Task to carry out
Each line that holds the string "page" counts once; say how many such lines there are and add nothing.

Data supplied
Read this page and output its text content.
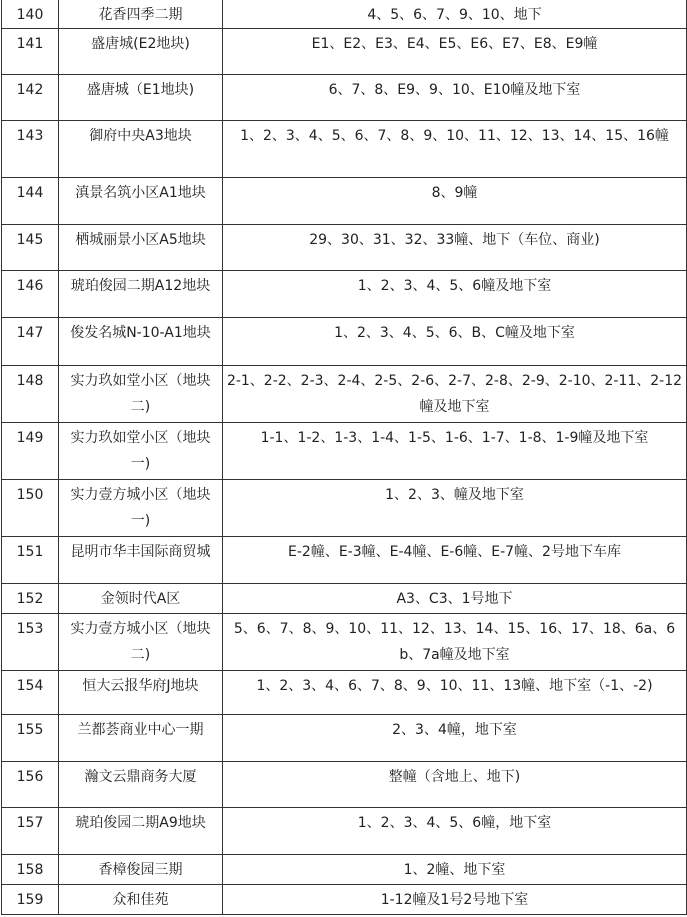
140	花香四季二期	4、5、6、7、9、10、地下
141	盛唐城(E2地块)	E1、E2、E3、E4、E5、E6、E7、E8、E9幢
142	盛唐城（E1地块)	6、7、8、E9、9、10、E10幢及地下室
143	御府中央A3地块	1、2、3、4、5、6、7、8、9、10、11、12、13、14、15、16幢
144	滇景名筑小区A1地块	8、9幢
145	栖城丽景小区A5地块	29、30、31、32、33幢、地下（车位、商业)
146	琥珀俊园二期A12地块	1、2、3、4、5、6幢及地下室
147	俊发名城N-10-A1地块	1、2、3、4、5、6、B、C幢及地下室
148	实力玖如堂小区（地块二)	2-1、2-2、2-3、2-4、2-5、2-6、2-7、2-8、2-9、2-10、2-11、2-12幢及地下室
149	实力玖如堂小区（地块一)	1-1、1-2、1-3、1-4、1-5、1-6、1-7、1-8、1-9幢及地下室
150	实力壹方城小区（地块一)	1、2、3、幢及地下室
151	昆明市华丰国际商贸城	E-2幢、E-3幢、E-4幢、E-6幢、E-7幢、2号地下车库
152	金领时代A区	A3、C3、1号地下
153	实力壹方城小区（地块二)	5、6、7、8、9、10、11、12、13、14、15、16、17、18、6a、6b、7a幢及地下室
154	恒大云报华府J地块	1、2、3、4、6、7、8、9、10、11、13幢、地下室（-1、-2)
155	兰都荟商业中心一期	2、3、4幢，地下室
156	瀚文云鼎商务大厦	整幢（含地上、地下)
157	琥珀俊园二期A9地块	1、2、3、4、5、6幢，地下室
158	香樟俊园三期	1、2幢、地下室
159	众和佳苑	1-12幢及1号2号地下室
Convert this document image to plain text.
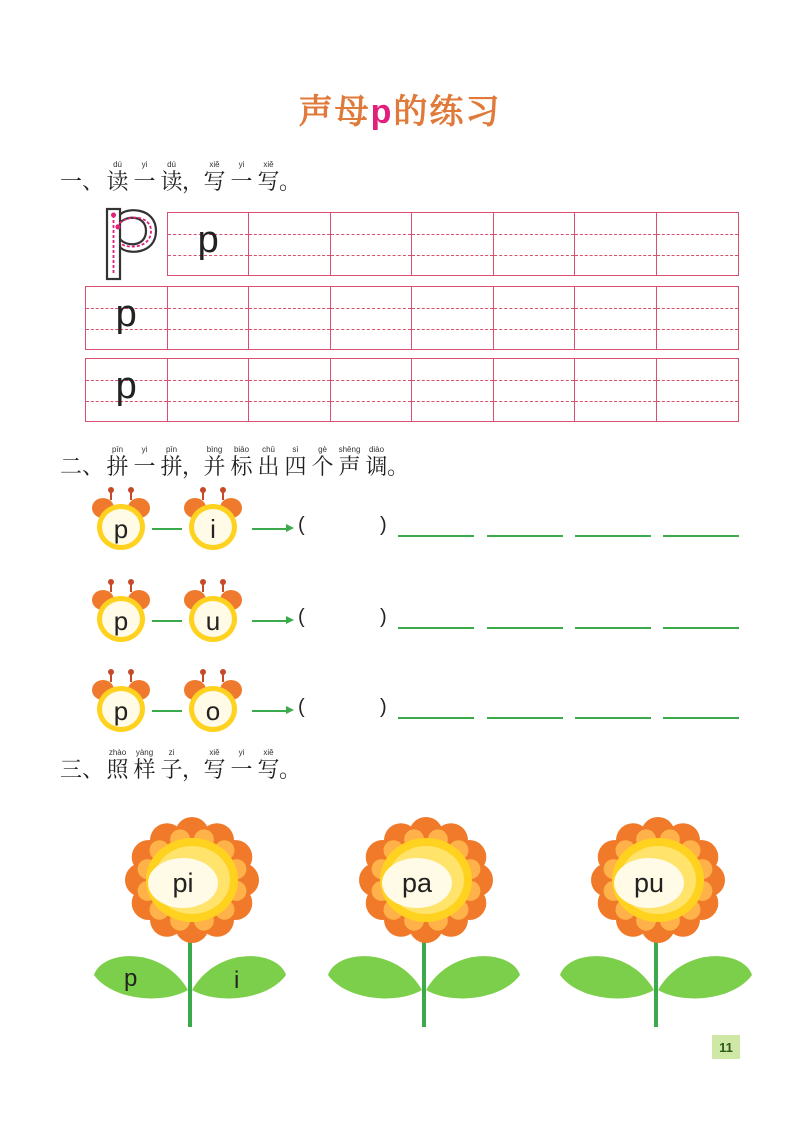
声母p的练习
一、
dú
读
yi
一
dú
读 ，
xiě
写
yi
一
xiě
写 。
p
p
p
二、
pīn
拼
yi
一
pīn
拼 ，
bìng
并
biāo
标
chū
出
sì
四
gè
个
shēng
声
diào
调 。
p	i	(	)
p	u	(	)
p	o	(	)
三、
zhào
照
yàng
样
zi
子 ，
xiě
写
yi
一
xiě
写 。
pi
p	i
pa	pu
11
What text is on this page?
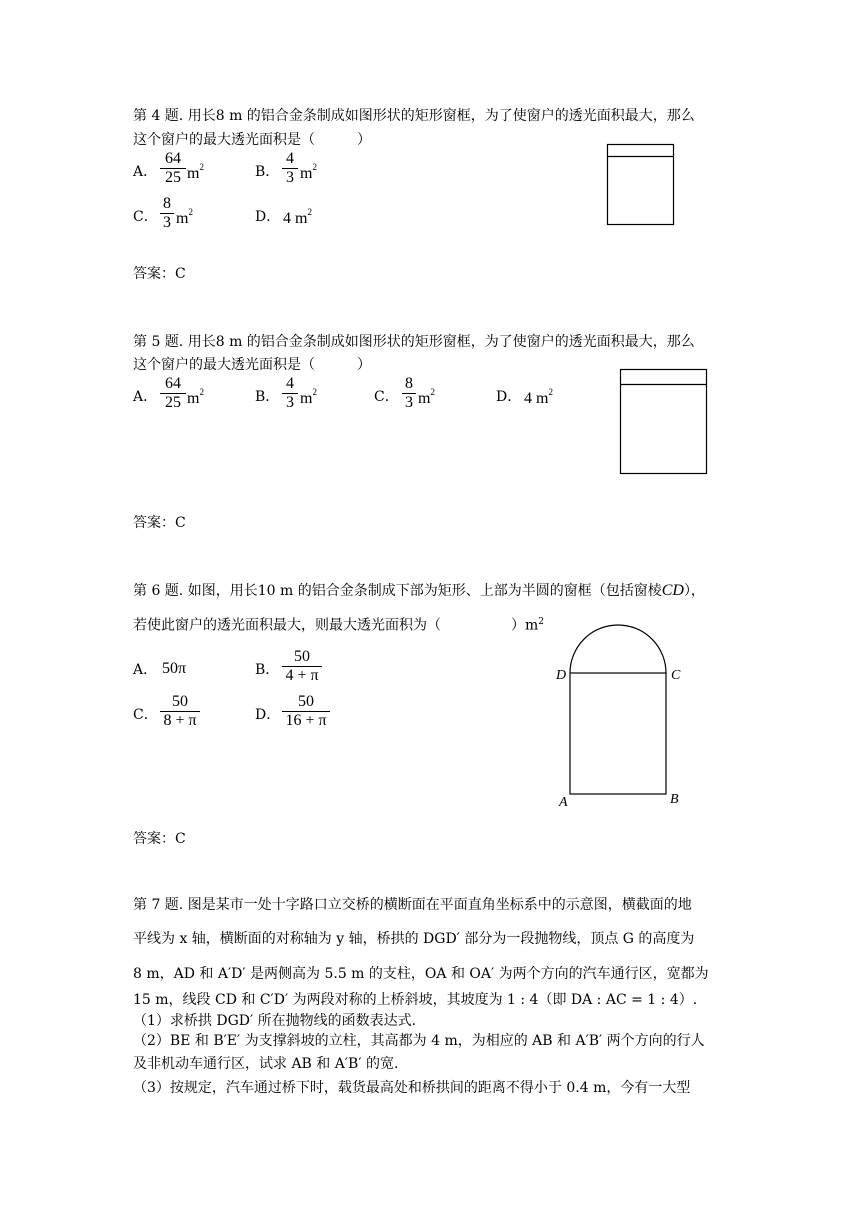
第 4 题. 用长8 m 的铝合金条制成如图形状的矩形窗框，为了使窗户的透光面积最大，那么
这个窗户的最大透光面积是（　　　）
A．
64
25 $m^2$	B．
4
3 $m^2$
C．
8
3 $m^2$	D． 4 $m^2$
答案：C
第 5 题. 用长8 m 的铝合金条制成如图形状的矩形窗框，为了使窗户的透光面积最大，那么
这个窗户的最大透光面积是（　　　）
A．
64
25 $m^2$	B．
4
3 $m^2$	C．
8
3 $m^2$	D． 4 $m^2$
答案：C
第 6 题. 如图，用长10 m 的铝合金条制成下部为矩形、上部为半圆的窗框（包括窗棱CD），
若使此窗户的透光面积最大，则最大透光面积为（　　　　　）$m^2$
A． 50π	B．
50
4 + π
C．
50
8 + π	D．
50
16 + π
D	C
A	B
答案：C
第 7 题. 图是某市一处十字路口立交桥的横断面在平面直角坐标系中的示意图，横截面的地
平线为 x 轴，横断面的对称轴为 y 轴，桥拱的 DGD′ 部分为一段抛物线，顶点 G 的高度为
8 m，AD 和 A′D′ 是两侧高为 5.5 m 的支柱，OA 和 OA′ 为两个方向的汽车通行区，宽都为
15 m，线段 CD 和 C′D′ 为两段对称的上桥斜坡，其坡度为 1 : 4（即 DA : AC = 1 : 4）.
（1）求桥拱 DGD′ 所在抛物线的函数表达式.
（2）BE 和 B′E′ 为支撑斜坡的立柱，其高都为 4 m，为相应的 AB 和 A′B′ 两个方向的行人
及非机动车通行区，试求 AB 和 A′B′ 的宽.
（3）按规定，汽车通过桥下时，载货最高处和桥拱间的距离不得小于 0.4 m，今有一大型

Result of the task
2